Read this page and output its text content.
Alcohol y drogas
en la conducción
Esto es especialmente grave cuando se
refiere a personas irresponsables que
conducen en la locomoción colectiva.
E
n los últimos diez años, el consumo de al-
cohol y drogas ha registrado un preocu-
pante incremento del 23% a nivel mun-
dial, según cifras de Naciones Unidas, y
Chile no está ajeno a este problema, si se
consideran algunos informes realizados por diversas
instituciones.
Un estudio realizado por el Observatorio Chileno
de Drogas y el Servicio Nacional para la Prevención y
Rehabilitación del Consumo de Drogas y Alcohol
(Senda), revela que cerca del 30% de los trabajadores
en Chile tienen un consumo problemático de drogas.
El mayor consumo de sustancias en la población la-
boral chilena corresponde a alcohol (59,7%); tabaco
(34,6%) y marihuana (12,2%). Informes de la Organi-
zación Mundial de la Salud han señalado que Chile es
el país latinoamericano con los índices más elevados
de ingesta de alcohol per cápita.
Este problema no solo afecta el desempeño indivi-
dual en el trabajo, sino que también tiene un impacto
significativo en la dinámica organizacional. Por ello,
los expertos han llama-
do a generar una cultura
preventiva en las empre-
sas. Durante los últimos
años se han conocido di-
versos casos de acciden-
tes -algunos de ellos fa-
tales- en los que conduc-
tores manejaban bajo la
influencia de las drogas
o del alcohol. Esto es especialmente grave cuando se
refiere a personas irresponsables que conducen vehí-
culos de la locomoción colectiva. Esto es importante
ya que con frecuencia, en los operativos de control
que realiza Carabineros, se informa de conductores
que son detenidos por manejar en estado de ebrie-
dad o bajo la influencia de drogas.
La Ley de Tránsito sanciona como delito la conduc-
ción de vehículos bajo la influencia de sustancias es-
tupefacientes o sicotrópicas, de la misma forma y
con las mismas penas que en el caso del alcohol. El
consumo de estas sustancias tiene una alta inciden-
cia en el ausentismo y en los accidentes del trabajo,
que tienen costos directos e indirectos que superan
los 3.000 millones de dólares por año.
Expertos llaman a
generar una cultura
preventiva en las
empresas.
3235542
════════════════
## Problem to solve
Every line of the data above should be copied exactly.

## Solution
Read this page and output its text content.
Alcohol y drogas
en la conducción
Esto es especialmente grave cuando se
refiere a personas irresponsables que
conducen en la locomoción colectiva.
E
n los últimos diez años, el consumo de al-
cohol y drogas ha registrado un preocu-
pante incremento del 23% a nivel mun-
dial, según cifras de Naciones Unidas, y
Chile no está ajeno a este problema, si se
consideran algunos informes realizados por diversas
instituciones.
Un estudio realizado por el Observatorio Chileno
de Drogas y el Servicio Nacional para la Prevención y
Rehabilitación del Consumo de Drogas y Alcohol
(Senda), revela que cerca del 30% de los trabajadores
en Chile tienen un consumo problemático de drogas.
El mayor consumo de sustancias en la población la-
boral chilena corresponde a alcohol (59,7%); tabaco
(34,6%) y marihuana (12,2%). Informes de la Organi-
zación Mundial de la Salud han señalado que Chile es
el país latinoamericano con los índices más elevados
de ingesta de alcohol per cápita.
Este problema no solo afecta el desempeño indivi-
dual en el trabajo, sino que también tiene un impacto
significativo en la dinámica organizacional. Por ello,
los expertos han llama-
do a generar una cultura
preventiva en las empre-
sas. Durante los últimos
años se han conocido di-
versos casos de acciden-
tes -algunos de ellos fa-
tales- en los que conduc-
tores manejaban bajo la
influencia de las drogas
o del alcohol. Esto es especialmente grave cuando se
refiere a personas irresponsables que conducen vehí-
culos de la locomoción colectiva. Esto es importante
ya que con frecuencia, en los operativos de control
que realiza Carabineros, se informa de conductores
que son detenidos por manejar en estado de ebrie-
dad o bajo la influencia de drogas.
La Ley de Tránsito sanciona como delito la conduc-
ción de vehículos bajo la influencia de sustancias es-
tupefacientes o sicotrópicas, de la misma forma y
con las mismas penas que en el caso del alcohol. El
consumo de estas sustancias tiene una alta inciden-
cia en el ausentismo y en los accidentes del trabajo,
que tienen costos directos e indirectos que superan
los 3.000 millones de dólares por año.
Expertos llaman a
generar una cultura
preventiva en las
empresas.
3235542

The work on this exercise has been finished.